### Problem description
Reproduce the entries word for word, and omit any picture you find in them.
____
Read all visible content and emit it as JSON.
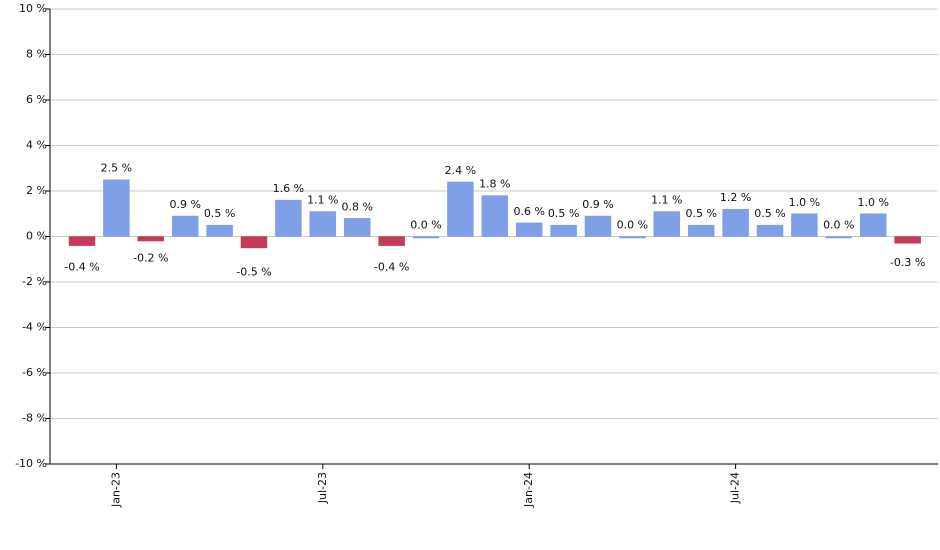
{
  "chart_data": {
    "type": "bar",
    "categories": [
      null,
      "Jan-23",
      null,
      null,
      null,
      null,
      null,
      "Jul-23",
      null,
      null,
      null,
      null,
      null,
      "Jan-24",
      null,
      null,
      null,
      null,
      null,
      "Jul-24",
      null,
      null,
      null,
      null,
      null
    ],
    "values": [
      -0.4,
      2.5,
      -0.2,
      0.9,
      0.5,
      -0.5,
      1.6,
      1.1,
      0.8,
      -0.4,
      0.0,
      2.4,
      1.8,
      0.6,
      0.5,
      0.9,
      0.0,
      1.1,
      0.5,
      1.2,
      0.5,
      1.0,
      0.0,
      1.0,
      -0.3
    ],
    "value_labels": [
      "-0.4 %",
      "2.5 %",
      "-0.2 %",
      "0.9 %",
      "0.5 %",
      "-0.5 %",
      "1.6 %",
      "1.1 %",
      "0.8 %",
      "-0.4 %",
      "0.0 %",
      "2.4 %",
      "1.8 %",
      "0.6 %",
      "0.5 %",
      "0.9 %",
      "0.0 %",
      "1.1 %",
      "0.5 %",
      "1.2 %",
      "0.5 %",
      "1.0 %",
      "0.0 %",
      "1.0 %",
      "-0.3 %"
    ],
    "color": "#7f9fe6",
    "negative_color": "#c43a58",
    "ylim": [
      -10,
      10
    ],
    "yticks": [
      {
        "value": -10,
        "label": "-10 %"
      },
      {
        "value": -8,
        "label": "-8 %"
      },
      {
        "value": -6,
        "label": "-6 %"
      },
      {
        "value": -4,
        "label": "-4 %"
      },
      {
        "value": -2,
        "label": "-2 %"
      },
      {
        "value": 0,
        "label": "0 %"
      },
      {
        "value": 2,
        "label": "2 %"
      },
      {
        "value": 4,
        "label": "4 %"
      },
      {
        "value": 6,
        "label": "6 %"
      },
      {
        "value": 8,
        "label": "8 %"
      },
      {
        "value": 10,
        "label": "10 %"
      }
    ],
    "grid": true
  }
}
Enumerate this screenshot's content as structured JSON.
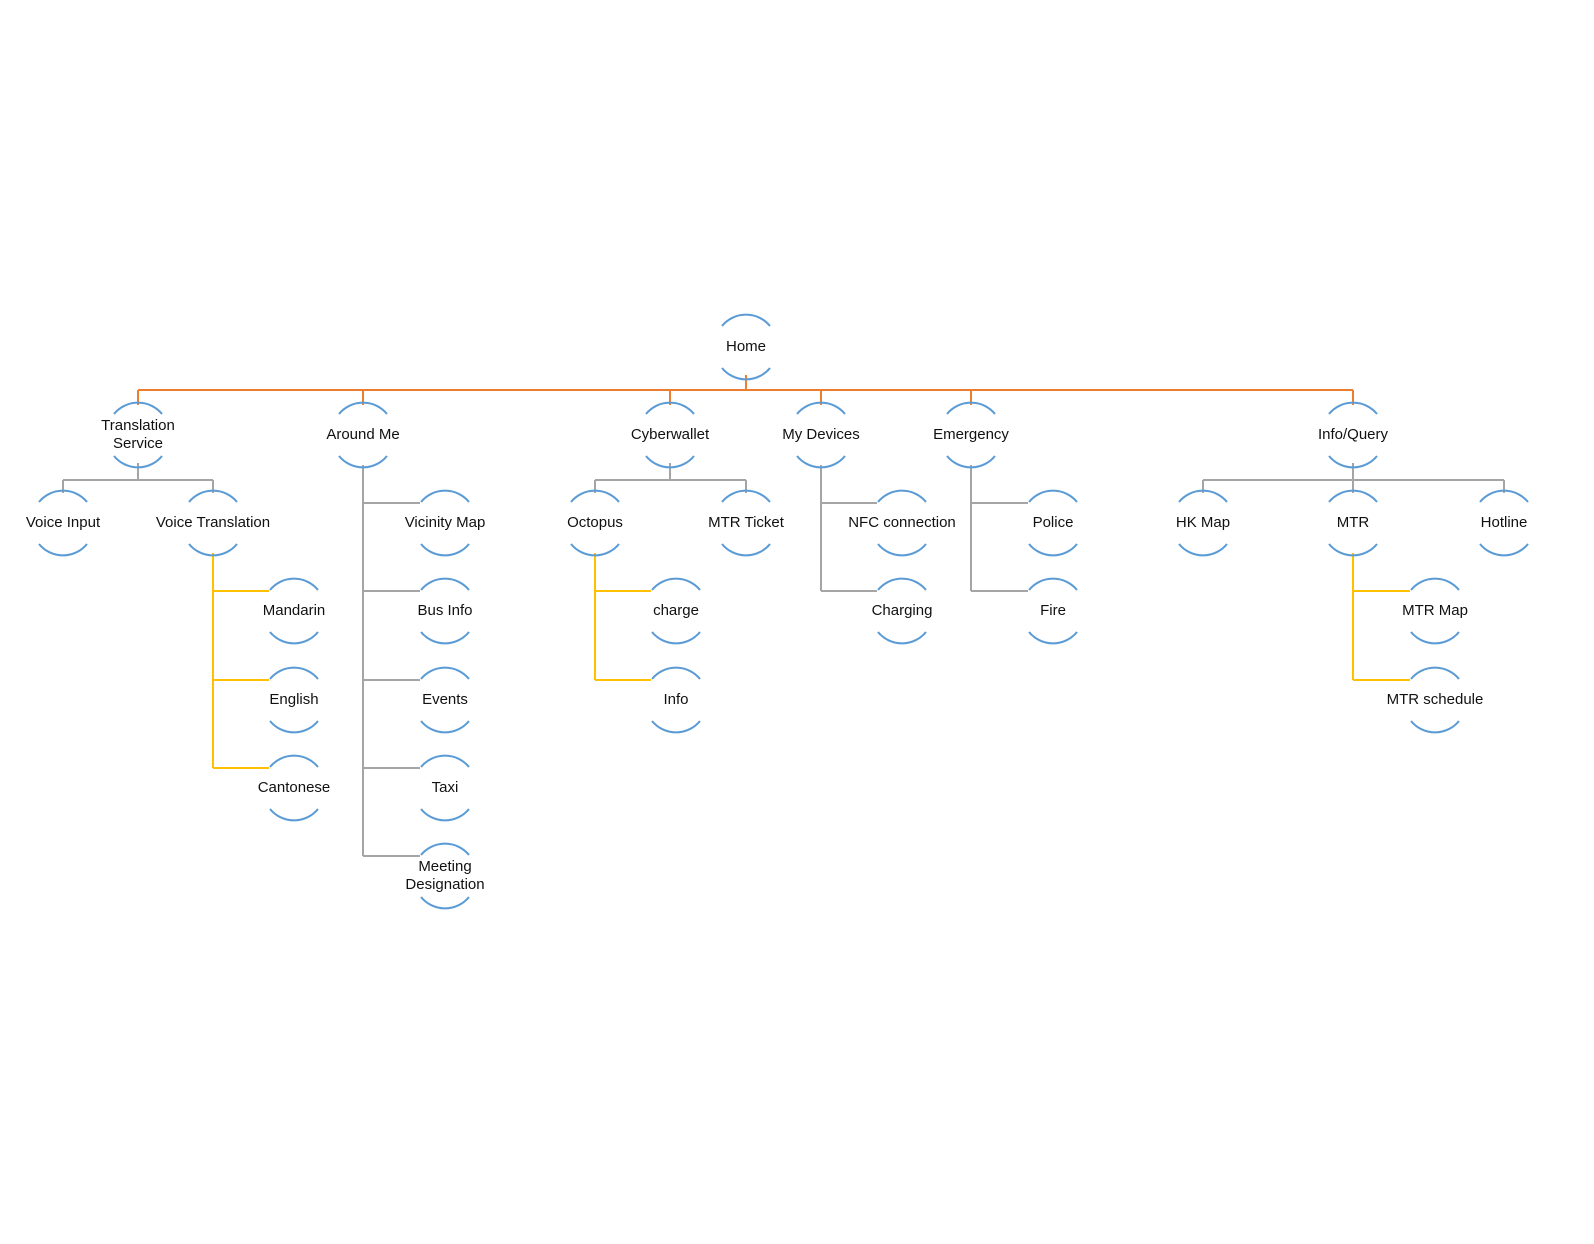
{
  "diagram": {
    "type": "hierarchy",
    "colors": {
      "level1_connector": "#ED7D31",
      "level2_connector": "#A5A5A5",
      "level3_connector": "#FFC000",
      "node_arc": "#5B9BD5",
      "text": "#111111"
    },
    "nodes": {
      "home": "Home",
      "translation": "Translation\nService",
      "around": "Around Me",
      "cyber": "Cyberwallet",
      "devices": "My Devices",
      "emergency": "Emergency",
      "info": "Info/Query",
      "voice_input": "Voice Input",
      "voice_translation": "Voice Translation",
      "mandarin": "Mandarin",
      "english": "English",
      "cantonese": "Cantonese",
      "vicinity_map": "Vicinity Map",
      "bus_info": "Bus Info",
      "events": "Events",
      "taxi": "Taxi",
      "meeting": "Meeting\nDesignation",
      "octopus": "Octopus",
      "mtr_ticket": "MTR Ticket",
      "charge": "charge",
      "octopus_info": "Info",
      "nfc": "NFC connection",
      "charging": "Charging",
      "police": "Police",
      "fire": "Fire",
      "hk_map": "HK Map",
      "mtr": "MTR",
      "hotline": "Hotline",
      "mtr_map": "MTR Map",
      "mtr_schedule": "MTR schedule"
    },
    "edges": [
      [
        "home",
        "translation"
      ],
      [
        "home",
        "around"
      ],
      [
        "home",
        "cyber"
      ],
      [
        "home",
        "devices"
      ],
      [
        "home",
        "emergency"
      ],
      [
        "home",
        "info"
      ],
      [
        "translation",
        "voice_input"
      ],
      [
        "translation",
        "voice_translation"
      ],
      [
        "voice_translation",
        "mandarin"
      ],
      [
        "voice_translation",
        "english"
      ],
      [
        "voice_translation",
        "cantonese"
      ],
      [
        "around",
        "vicinity_map"
      ],
      [
        "around",
        "bus_info"
      ],
      [
        "around",
        "events"
      ],
      [
        "around",
        "taxi"
      ],
      [
        "around",
        "meeting"
      ],
      [
        "cyber",
        "octopus"
      ],
      [
        "cyber",
        "mtr_ticket"
      ],
      [
        "octopus",
        "charge"
      ],
      [
        "octopus",
        "octopus_info"
      ],
      [
        "devices",
        "nfc"
      ],
      [
        "devices",
        "charging"
      ],
      [
        "emergency",
        "police"
      ],
      [
        "emergency",
        "fire"
      ],
      [
        "info",
        "hk_map"
      ],
      [
        "info",
        "mtr"
      ],
      [
        "info",
        "hotline"
      ],
      [
        "mtr",
        "mtr_map"
      ],
      [
        "mtr",
        "mtr_schedule"
      ]
    ]
  }
}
____
### Result of this task
Read all visible content and emit it as JSON.
{
  "chart_data": {
    "type": "bar",
    "categories": [
      null,
      "Jan-23",
      null,
      null,
      null,
      null,
      null,
      "Jul-23",
      null,
      null,
      null,
      null,
      null,
      "Jan-24",
      null,
      null,
      null,
      null,
      null,
      "Jul-24",
      null,
      null,
      null,
      null,
      null
    ],
    "values": [
      -0.4,
      2.5,
      -0.2,
      0.9,
      0.5,
      -0.5,
      1.6,
      1.1,
      0.8,
      -0.4,
      0.0,
      2.4,
      1.8,
      0.6,
      0.5,
      0.9,
      0.0,
      1.1,
      0.5,
      1.2,
      0.5,
      1.0,
      0.0,
      1.0,
      -0.3
    ],
    "value_labels": [
      "-0.4 %",
      "2.5 %",
      "-0.2 %",
      "0.9 %",
      "0.5 %",
      "-0.5 %",
      "1.6 %",
      "1.1 %",
      "0.8 %",
      "-0.4 %",
      "0.0 %",
      "2.4 %",
      "1.8 %",
      "0.6 %",
      "0.5 %",
      "0.9 %",
      "0.0 %",
      "1.1 %",
      "0.5 %",
      "1.2 %",
      "0.5 %",
      "1.0 %",
      "0.0 %",
      "1.0 %",
      "-0.3 %"
    ],
    "color": "#7f9fe6",
    "negative_color": "#c43a58",
    "ylim": [
      -10,
      10
    ],
    "yticks": [
      {
        "value": -10,
        "label": "-10 %"
      },
      {
        "value": -8,
        "label": "-8 %"
      },
      {
        "value": -6,
        "label": "-6 %"
      },
      {
        "value": -4,
        "label": "-4 %"
      },
      {
        "value": -2,
        "label": "-2 %"
      },
      {
        "value": 0,
        "label": "0 %"
      },
      {
        "value": 2,
        "label": "2 %"
      },
      {
        "value": 4,
        "label": "4 %"
      },
      {
        "value": 6,
        "label": "6 %"
      },
      {
        "value": 8,
        "label": "8 %"
      },
      {
        "value": 10,
        "label": "10 %"
      }
    ],
    "grid": true
  }
}
Enumerate this screenshot's content as structured JSON.
{
  "diagram": {
    "type": "hierarchy",
    "colors": {
      "level1_connector": "#ED7D31",
      "level2_connector": "#A5A5A5",
      "level3_connector": "#FFC000",
      "node_arc": "#5B9BD5",
      "text": "#111111"
    },
    "nodes": {
      "home": "Home",
      "translation": "Translation\nService",
      "around": "Around Me",
      "cyber": "Cyberwallet",
      "devices": "My Devices",
      "emergency": "Emergency",
      "info": "Info/Query",
      "voice_input": "Voice Input",
      "voice_translation": "Voice Translation",
      "mandarin": "Mandarin",
      "english": "English",
      "cantonese": "Cantonese",
      "vicinity_map": "Vicinity Map",
      "bus_info": "Bus Info",
      "events": "Events",
      "taxi": "Taxi",
      "meeting": "Meeting\nDesignation",
      "octopus": "Octopus",
      "mtr_ticket": "MTR Ticket",
      "charge": "charge",
      "octopus_info": "Info",
      "nfc": "NFC connection",
      "charging": "Charging",
      "police": "Police",
      "fire": "Fire",
      "hk_map": "HK Map",
      "mtr": "MTR",
      "hotline": "Hotline",
      "mtr_map": "MTR Map",
      "mtr_schedule": "MTR schedule"
    },
    "edges": [
      [
        "home",
        "translation"
      ],
      [
        "home",
        "around"
      ],
      [
        "home",
        "cyber"
      ],
      [
        "home",
        "devices"
      ],
      [
        "home",
        "emergency"
      ],
      [
        "home",
        "info"
      ],
      [
        "translation",
        "voice_input"
      ],
      [
        "translation",
        "voice_translation"
      ],
      [
        "voice_translation",
        "mandarin"
      ],
      [
        "voice_translation",
        "english"
      ],
      [
        "voice_translation",
        "cantonese"
      ],
      [
        "around",
        "vicinity_map"
      ],
      [
        "around",
        "bus_info"
      ],
      [
        "around",
        "events"
      ],
      [
        "around",
        "taxi"
      ],
      [
        "around",
        "meeting"
      ],
      [
        "cyber",
        "octopus"
      ],
      [
        "cyber",
        "mtr_ticket"
      ],
      [
        "octopus",
        "charge"
      ],
      [
        "octopus",
        "octopus_info"
      ],
      [
        "devices",
        "nfc"
      ],
      [
        "devices",
        "charging"
      ],
      [
        "emergency",
        "police"
      ],
      [
        "emergency",
        "fire"
      ],
      [
        "info",
        "hk_map"
      ],
      [
        "info",
        "mtr"
      ],
      [
        "info",
        "hotline"
      ],
      [
        "mtr",
        "mtr_map"
      ],
      [
        "mtr",
        "mtr_schedule"
      ]
    ]
  }
}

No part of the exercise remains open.